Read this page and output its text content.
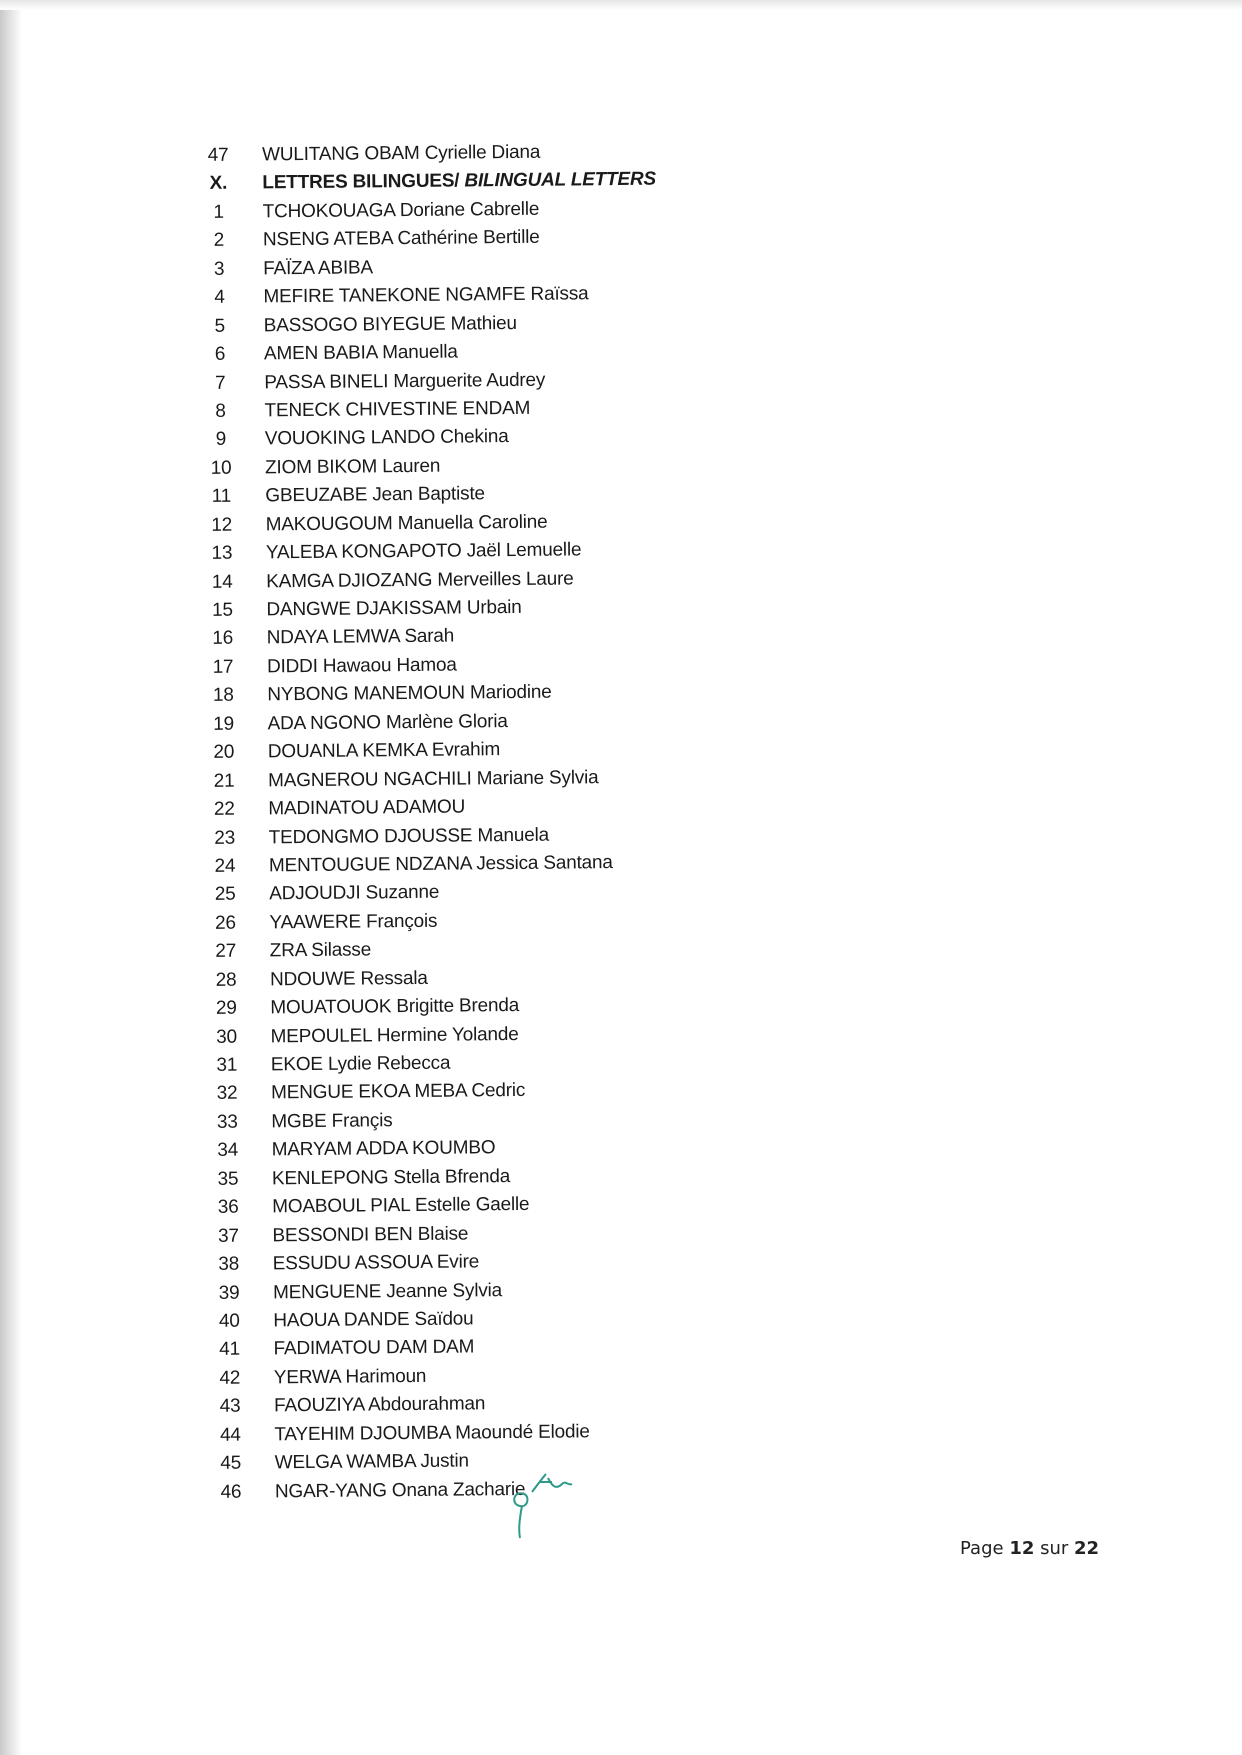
47	WULITANG OBAM Cyrielle Diana
X.	LETTRES BILINGUES/ BILINGUAL LETTERS
1	TCHOKOUAGA Doriane Cabrelle
2	NSENG ATEBA Cathérine Bertille
3	FAÏZA ABIBA
4	MEFIRE TANEKONE NGAMFE Raïssa
5	BASSOGO BIYEGUE Mathieu
6	AMEN BABIA Manuella
7	PASSA BINELI Marguerite Audrey
8	TENECK CHIVESTINE ENDAM
9	VOUOKING LANDO Chekina
10	ZIOM BIKOM Lauren
11	GBEUZABE Jean Baptiste
12	MAKOUGOUM Manuella Caroline
13	YALEBA KONGAPOTO Jaël Lemuelle
14	KAMGA DJIOZANG Merveilles Laure
15	DANGWE DJAKISSAM Urbain
16	NDAYA LEMWA Sarah
17	DIDDI Hawaou Hamoa
18	NYBONG MANEMOUN Mariodine
19	ADA NGONO Marlène Gloria
20	DOUANLA KEMKA Evrahim
21	MAGNEROU NGACHILI Mariane Sylvia
22	MADINATOU ADAMOU
23	TEDONGMO DJOUSSE Manuela
24	MENTOUGUE NDZANA Jessica Santana
25	ADJOUDJI Suzanne
26	YAAWERE François
27	ZRA Silasse
28	NDOUWE Ressala
29	MOUATOUOK Brigitte Brenda
30	MEPOULEL Hermine Yolande
31	EKOE Lydie Rebecca
32	MENGUE EKOA MEBA Cedric
33	MGBE Françis
34	MARYAM ADDA KOUMBO
35	KENLEPONG Stella Bfrenda
36	MOABOUL PIAL Estelle Gaelle
37	BESSONDI BEN Blaise
38	ESSUDU ASSOUA Evire
39	MENGUENE Jeanne Sylvia
40	HAOUA DANDE Saïdou
41	FADIMATOU DAM DAM
42	YERWA Harimoun
43	FAOUZIYA Abdourahman
44	TAYEHIM DJOUMBA Maoundé Elodie
45	WELGA WAMBA Justin
46	NGAR-YANG Onana Zacharie
Page 12 sur 22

---------------

Exercise aim — Search the data above for lines holding "Manuella" and copy each of them.

Solved problem —
6	AMEN BABIA Manuella
12	MAKOUGOUM Manuella Caroline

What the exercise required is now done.